WRITTEN PROBLEM — Keep every line where the word "true" appears; drop the rest.

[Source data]
** start **
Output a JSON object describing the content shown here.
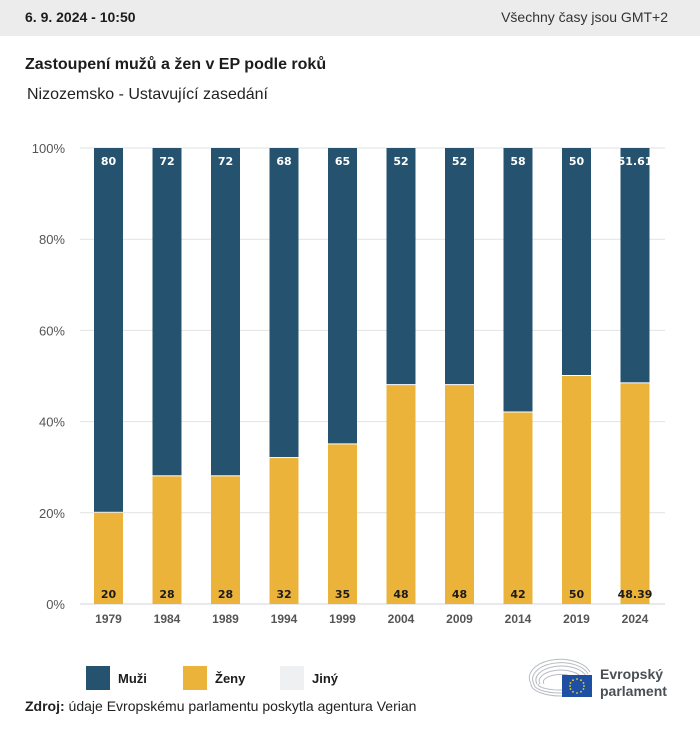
{
  "header": {
    "datetime": "6. 9. 2024 - 10:50",
    "timezone_note": "Všechny časy jsou GMT+2"
  },
  "title": "Zastoupení mužů a žen v EP podle roků",
  "subtitle": "Nizozemsko - Ustavující zasedání",
  "colors": {
    "men": "#25536f",
    "women": "#ecb33a",
    "other": "#eef0f2",
    "grid": "#e2e2e2",
    "axis_text": "#555555"
  },
  "legend": [
    {
      "label": "Muži",
      "key": "men"
    },
    {
      "label": "Ženy",
      "key": "women"
    },
    {
      "label": "Jiný",
      "key": "other"
    }
  ],
  "source": {
    "label": "Zdroj:",
    "text": "údaje Evropskému parlamentu poskytla agentura Verian"
  },
  "logo": {
    "line1": "Evropský",
    "line2": "parlament"
  },
  "chart_data": {
    "type": "bar",
    "stacked": true,
    "percent": true,
    "title": "Zastoupení mužů a žen v EP podle roků",
    "subtitle": "Nizozemsko - Ustavující zasedání",
    "categories": [
      "1979",
      "1984",
      "1989",
      "1994",
      "1999",
      "2004",
      "2009",
      "2014",
      "2019",
      "2024"
    ],
    "series": [
      {
        "name": "Ženy",
        "key": "women",
        "values": [
          20,
          28,
          28,
          32,
          35,
          48,
          48,
          42,
          50,
          48.39
        ],
        "labels": [
          "20",
          "28",
          "28",
          "32",
          "35",
          "48",
          "48",
          "42",
          "50",
          "48.39"
        ]
      },
      {
        "name": "Muži",
        "key": "men",
        "values": [
          80,
          72,
          72,
          68,
          65,
          52,
          52,
          58,
          50,
          51.61
        ],
        "labels": [
          "80",
          "72",
          "72",
          "68",
          "65",
          "52",
          "52",
          "58",
          "50",
          "51.61"
        ]
      },
      {
        "name": "Jiný",
        "key": "other",
        "values": [
          0,
          0,
          0,
          0,
          0,
          0,
          0,
          0,
          0,
          0
        ]
      }
    ],
    "yticks": [
      "0%",
      "20%",
      "40%",
      "60%",
      "80%",
      "100%"
    ],
    "ylim": [
      0,
      100
    ],
    "xlabel": "",
    "ylabel": "",
    "grid": true,
    "legend_position": "bottom-left"
  }
}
** end **
FINISHED EXERCISE —
    "stacked": true,
    "percent": true,
    "grid": true,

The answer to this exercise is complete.